## begin

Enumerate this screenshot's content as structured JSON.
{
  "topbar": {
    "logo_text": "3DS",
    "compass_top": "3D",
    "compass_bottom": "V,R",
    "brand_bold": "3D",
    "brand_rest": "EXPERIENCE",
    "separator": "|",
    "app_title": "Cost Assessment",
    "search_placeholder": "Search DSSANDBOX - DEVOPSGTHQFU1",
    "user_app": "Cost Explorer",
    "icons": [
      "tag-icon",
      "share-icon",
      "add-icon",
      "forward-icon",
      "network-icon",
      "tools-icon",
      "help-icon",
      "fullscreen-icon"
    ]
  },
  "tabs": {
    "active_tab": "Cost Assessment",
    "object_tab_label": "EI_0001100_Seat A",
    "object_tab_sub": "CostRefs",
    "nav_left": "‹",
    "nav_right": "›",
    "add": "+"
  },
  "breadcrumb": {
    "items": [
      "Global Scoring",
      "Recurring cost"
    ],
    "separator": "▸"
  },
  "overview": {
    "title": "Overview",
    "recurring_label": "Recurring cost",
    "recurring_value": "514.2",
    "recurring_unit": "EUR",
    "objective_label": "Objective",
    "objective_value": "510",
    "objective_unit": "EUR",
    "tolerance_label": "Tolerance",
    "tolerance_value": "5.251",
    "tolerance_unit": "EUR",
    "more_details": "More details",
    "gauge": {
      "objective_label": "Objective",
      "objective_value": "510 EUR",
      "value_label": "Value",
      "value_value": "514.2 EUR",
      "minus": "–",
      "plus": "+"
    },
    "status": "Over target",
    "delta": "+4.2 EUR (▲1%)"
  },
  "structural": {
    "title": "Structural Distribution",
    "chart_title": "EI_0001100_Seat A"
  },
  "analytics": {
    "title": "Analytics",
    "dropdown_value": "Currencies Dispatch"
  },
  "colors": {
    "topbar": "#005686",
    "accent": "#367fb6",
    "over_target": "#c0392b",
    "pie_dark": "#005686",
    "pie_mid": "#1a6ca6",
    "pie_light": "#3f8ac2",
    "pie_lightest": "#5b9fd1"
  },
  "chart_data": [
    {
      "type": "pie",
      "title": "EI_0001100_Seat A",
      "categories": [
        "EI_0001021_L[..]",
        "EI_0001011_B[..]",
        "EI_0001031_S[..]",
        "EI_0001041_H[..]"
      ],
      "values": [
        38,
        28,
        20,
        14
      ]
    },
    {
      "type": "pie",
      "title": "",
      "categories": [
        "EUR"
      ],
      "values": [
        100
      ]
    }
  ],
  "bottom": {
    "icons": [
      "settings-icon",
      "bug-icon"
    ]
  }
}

## end

**Exercise instructions**
Restate the listing above word for word.

**Response**
Enumerate this screenshot's content as structured JSON.
{
  "topbar": {
    "logo_text": "3DS",
    "compass_top": "3D",
    "compass_bottom": "V,R",
    "brand_bold": "3D",
    "brand_rest": "EXPERIENCE",
    "separator": "|",
    "app_title": "Cost Assessment",
    "search_placeholder": "Search DSSANDBOX - DEVOPSGTHQFU1",
    "user_app": "Cost Explorer",
    "icons": [
      "tag-icon",
      "share-icon",
      "add-icon",
      "forward-icon",
      "network-icon",
      "tools-icon",
      "help-icon",
      "fullscreen-icon"
    ]
  },
  "tabs": {
    "active_tab": "Cost Assessment",
    "object_tab_label": "EI_0001100_Seat A",
    "object_tab_sub": "CostRefs",
    "nav_left": "‹",
    "nav_right": "›",
    "add": "+"
  },
  "breadcrumb": {
    "items": [
      "Global Scoring",
      "Recurring cost"
    ],
    "separator": "▸"
  },
  "overview": {
    "title": "Overview",
    "recurring_label": "Recurring cost",
    "recurring_value": "514.2",
    "recurring_unit": "EUR",
    "objective_label": "Objective",
    "objective_value": "510",
    "objective_unit": "EUR",
    "tolerance_label": "Tolerance",
    "tolerance_value": "5.251",
    "tolerance_unit": "EUR",
    "more_details": "More details",
    "gauge": {
      "objective_label": "Objective",
      "objective_value": "510 EUR",
      "value_label": "Value",
      "value_value": "514.2 EUR",
      "minus": "–",
      "plus": "+"
    },
    "status": "Over target",
    "delta": "+4.2 EUR (▲1%)"
  },
  "structural": {
    "title": "Structural Distribution",
    "chart_title": "EI_0001100_Seat A"
  },
  "analytics": {
    "title": "Analytics",
    "dropdown_value": "Currencies Dispatch"
  },
  "colors": {
    "topbar": "#005686",
    "accent": "#367fb6",
    "over_target": "#c0392b",
    "pie_dark": "#005686",
    "pie_mid": "#1a6ca6",
    "pie_light": "#3f8ac2",
    "pie_lightest": "#5b9fd1"
  },
  "chart_data": [
    {
      "type": "pie",
      "title": "EI_0001100_Seat A",
      "categories": [
        "EI_0001021_L[..]",
        "EI_0001011_B[..]",
        "EI_0001031_S[..]",
        "EI_0001041_H[..]"
      ],
      "values": [
        38,
        28,
        20,
        14
      ]
    },
    {
      "type": "pie",
      "title": "",
      "categories": [
        "EUR"
      ],
      "values": [
        100
      ]
    }
  ],
  "bottom": {
    "icons": [
      "settings-icon",
      "bug-icon"
    ]
  }
}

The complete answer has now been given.